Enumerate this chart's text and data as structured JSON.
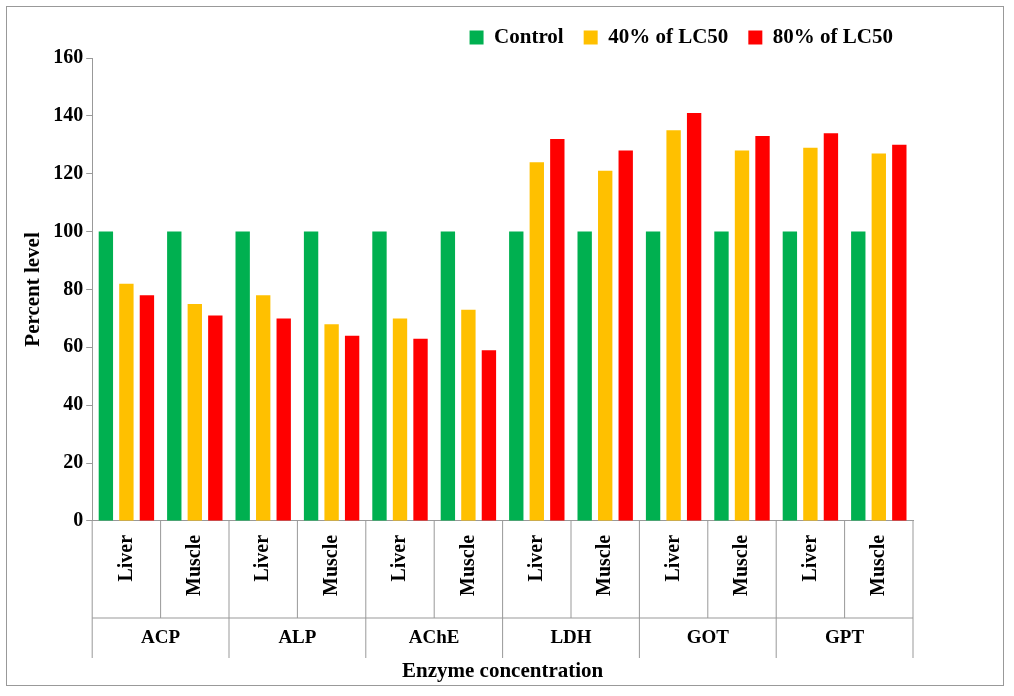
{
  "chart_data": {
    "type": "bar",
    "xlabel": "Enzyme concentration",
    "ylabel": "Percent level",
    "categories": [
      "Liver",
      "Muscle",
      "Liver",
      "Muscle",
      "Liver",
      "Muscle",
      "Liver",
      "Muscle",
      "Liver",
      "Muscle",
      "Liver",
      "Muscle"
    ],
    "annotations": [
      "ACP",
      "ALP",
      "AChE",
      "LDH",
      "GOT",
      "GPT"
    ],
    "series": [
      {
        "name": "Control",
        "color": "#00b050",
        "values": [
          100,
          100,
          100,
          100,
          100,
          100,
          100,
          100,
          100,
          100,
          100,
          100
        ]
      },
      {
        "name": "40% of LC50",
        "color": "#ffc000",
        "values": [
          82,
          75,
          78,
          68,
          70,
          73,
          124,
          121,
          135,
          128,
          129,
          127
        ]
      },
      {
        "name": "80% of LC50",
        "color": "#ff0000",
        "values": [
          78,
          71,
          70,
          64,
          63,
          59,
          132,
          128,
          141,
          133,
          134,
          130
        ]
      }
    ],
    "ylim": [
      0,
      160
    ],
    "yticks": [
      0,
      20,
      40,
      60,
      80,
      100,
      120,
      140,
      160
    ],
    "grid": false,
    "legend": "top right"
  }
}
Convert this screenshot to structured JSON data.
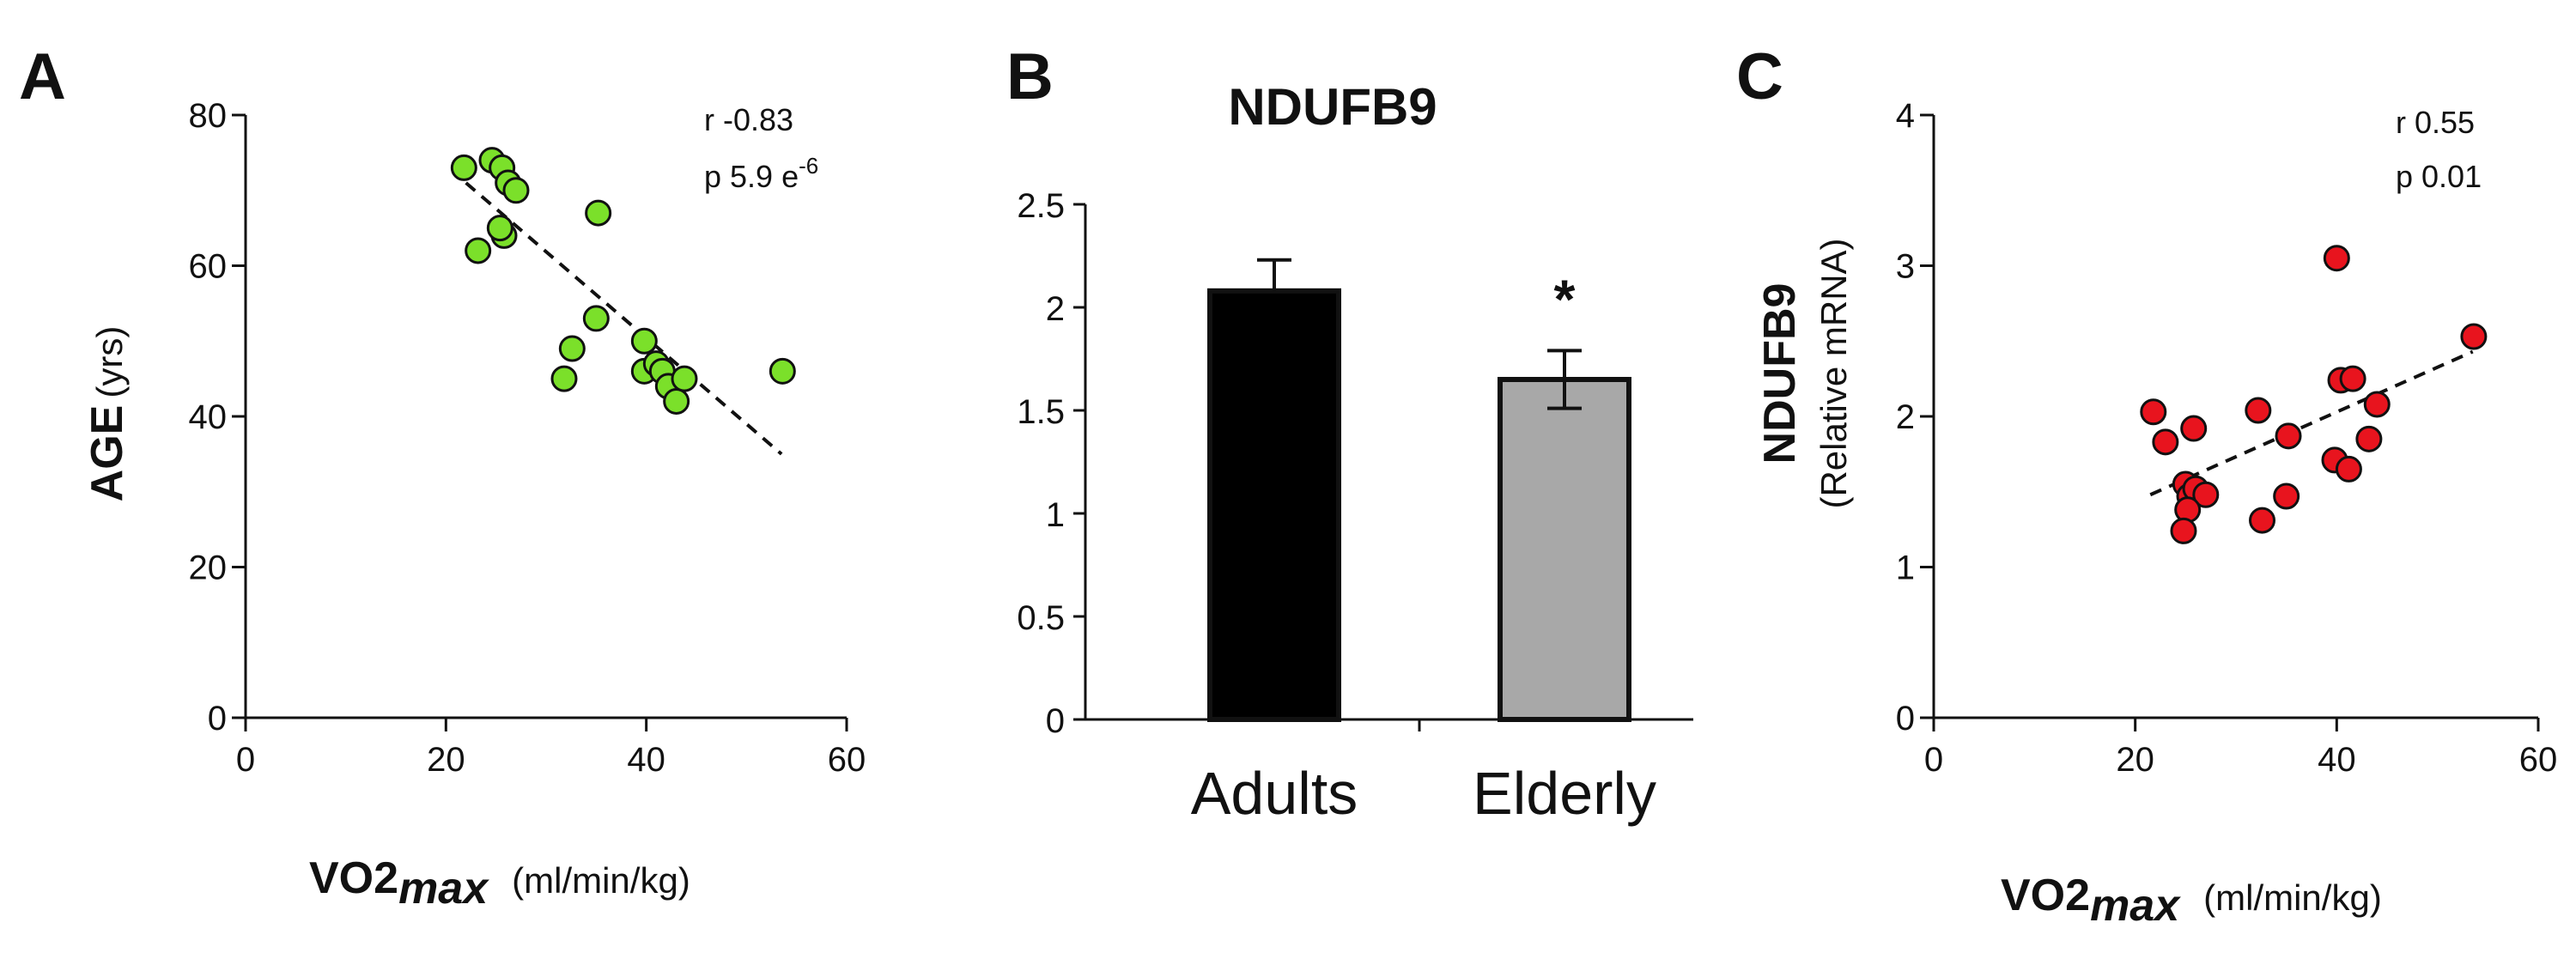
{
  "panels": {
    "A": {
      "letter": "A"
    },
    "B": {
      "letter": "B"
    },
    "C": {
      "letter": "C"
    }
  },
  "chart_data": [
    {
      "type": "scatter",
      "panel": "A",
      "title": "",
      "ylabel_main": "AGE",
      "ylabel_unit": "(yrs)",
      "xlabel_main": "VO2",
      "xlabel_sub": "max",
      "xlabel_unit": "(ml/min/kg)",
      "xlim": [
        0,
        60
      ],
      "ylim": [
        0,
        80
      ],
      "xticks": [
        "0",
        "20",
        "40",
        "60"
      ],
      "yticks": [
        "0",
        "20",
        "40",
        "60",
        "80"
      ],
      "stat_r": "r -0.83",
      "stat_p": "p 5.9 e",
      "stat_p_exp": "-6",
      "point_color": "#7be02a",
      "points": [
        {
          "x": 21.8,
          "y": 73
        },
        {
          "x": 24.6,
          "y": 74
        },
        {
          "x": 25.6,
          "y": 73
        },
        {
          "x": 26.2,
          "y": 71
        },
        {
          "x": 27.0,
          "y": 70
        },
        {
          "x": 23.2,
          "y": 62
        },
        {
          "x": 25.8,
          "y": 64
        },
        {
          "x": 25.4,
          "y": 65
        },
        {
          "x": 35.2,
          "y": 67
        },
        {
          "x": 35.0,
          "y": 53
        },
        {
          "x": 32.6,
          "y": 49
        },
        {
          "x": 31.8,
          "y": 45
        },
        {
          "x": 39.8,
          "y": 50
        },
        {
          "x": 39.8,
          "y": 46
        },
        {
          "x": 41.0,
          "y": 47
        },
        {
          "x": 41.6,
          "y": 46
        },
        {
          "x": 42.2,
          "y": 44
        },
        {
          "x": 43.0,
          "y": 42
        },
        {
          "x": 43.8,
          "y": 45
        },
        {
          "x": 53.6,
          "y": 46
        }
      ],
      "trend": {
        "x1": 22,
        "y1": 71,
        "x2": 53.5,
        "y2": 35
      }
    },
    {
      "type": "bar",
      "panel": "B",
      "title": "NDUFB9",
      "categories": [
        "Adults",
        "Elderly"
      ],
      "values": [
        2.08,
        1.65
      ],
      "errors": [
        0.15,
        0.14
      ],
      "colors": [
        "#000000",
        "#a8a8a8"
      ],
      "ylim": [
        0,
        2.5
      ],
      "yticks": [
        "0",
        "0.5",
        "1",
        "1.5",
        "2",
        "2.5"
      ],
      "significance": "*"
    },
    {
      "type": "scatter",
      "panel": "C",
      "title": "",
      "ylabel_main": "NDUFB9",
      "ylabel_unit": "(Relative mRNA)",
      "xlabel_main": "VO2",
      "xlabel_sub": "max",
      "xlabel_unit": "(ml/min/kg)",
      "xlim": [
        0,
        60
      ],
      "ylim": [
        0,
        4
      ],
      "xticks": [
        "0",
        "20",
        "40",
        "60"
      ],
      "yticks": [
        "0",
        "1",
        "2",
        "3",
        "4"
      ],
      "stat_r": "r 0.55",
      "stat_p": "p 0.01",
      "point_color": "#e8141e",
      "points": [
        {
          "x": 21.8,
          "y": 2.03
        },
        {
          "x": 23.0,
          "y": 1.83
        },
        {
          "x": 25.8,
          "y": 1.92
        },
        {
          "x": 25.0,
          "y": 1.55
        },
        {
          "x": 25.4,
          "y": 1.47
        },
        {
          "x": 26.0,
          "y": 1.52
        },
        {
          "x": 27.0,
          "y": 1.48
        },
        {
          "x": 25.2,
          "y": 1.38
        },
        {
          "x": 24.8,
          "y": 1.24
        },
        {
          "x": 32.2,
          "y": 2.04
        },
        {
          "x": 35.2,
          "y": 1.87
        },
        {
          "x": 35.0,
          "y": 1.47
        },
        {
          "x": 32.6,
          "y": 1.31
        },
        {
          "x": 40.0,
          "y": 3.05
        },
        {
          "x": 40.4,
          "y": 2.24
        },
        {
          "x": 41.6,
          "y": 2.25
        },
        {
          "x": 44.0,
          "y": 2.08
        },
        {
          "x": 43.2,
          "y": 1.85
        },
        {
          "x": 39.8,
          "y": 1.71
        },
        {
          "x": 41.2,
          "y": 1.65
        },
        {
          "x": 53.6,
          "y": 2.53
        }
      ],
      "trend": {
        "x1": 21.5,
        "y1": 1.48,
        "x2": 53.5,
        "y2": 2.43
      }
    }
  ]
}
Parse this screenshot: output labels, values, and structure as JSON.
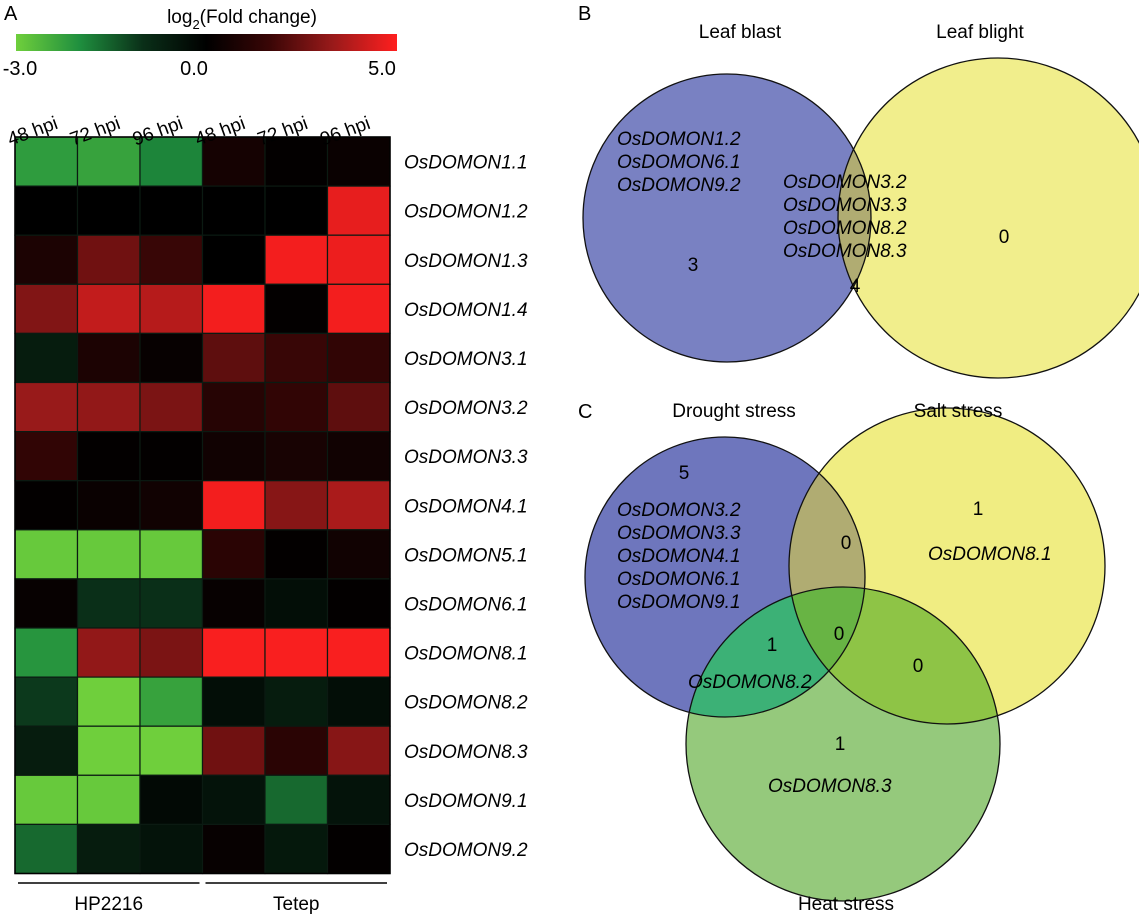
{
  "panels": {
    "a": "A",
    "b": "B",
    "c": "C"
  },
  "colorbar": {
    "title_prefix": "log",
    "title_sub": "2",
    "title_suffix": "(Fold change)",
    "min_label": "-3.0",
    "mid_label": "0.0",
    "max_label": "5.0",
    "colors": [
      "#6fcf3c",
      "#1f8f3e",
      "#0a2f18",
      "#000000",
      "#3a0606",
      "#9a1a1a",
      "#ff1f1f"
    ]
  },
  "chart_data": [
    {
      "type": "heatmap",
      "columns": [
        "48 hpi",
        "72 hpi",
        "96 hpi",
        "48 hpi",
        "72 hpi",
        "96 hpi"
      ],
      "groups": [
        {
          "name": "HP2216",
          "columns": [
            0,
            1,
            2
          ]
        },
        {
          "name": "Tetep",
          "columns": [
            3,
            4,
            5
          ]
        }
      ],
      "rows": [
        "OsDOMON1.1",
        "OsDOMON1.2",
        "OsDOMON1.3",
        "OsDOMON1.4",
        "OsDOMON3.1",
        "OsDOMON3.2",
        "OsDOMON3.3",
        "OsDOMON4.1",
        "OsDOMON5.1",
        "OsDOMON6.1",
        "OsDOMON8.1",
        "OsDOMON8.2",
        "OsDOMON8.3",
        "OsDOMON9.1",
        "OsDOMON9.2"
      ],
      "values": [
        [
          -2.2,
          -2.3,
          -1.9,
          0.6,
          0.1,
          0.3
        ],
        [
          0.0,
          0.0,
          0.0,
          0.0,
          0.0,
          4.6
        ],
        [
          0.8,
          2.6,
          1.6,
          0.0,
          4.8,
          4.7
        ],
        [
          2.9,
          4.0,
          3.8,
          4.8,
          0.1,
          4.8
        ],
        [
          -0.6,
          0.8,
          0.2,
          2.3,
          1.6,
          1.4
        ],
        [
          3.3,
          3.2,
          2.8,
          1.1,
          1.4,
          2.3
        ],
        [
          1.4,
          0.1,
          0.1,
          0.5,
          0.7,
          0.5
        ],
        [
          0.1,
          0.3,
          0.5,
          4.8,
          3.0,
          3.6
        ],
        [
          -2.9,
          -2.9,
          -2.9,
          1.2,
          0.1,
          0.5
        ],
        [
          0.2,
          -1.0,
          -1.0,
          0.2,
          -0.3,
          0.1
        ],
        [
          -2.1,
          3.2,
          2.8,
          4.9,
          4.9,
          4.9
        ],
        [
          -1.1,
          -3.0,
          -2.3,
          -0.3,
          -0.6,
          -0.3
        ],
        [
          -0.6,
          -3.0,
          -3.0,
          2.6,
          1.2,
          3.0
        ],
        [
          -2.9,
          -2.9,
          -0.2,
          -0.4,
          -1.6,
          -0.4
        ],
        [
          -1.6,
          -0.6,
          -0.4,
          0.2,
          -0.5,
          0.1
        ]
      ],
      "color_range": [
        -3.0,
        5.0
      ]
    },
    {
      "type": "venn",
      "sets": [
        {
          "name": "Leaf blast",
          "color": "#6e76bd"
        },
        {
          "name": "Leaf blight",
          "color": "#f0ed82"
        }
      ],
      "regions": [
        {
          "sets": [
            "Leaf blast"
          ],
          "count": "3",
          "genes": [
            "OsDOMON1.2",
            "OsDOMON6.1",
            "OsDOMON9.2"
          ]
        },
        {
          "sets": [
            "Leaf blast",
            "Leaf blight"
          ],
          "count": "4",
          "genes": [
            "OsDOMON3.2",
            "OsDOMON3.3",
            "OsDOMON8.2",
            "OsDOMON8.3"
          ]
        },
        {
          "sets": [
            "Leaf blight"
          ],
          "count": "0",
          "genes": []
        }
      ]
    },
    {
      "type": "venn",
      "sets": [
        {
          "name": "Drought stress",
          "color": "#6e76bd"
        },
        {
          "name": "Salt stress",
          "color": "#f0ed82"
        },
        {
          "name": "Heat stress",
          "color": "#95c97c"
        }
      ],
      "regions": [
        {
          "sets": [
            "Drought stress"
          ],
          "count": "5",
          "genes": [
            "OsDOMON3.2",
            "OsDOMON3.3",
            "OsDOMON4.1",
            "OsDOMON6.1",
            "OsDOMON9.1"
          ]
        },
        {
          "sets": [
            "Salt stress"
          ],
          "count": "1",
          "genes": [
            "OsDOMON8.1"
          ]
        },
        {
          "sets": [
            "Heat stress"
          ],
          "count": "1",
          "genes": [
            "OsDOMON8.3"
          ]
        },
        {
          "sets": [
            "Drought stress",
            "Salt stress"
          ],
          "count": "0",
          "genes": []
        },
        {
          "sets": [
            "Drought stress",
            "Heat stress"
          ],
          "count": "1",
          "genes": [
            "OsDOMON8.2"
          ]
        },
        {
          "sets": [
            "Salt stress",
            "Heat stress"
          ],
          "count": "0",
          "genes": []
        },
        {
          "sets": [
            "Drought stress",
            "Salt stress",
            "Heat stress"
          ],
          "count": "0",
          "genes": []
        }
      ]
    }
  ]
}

- - - - -

Exercise instructions — Look through the listing, and copy each line that contains the word "name".

Result of this task —
        "name": "Control",
        "name": "40% of LC50",
        "name": "80% of LC50",
          "name": "HP2216",
          "name": "Tetep",
          "name": "Leaf blast",
          "name": "Leaf blight",
          "name": "Drought stress",
          "name": "Salt stress",
          "name": "Heat stress",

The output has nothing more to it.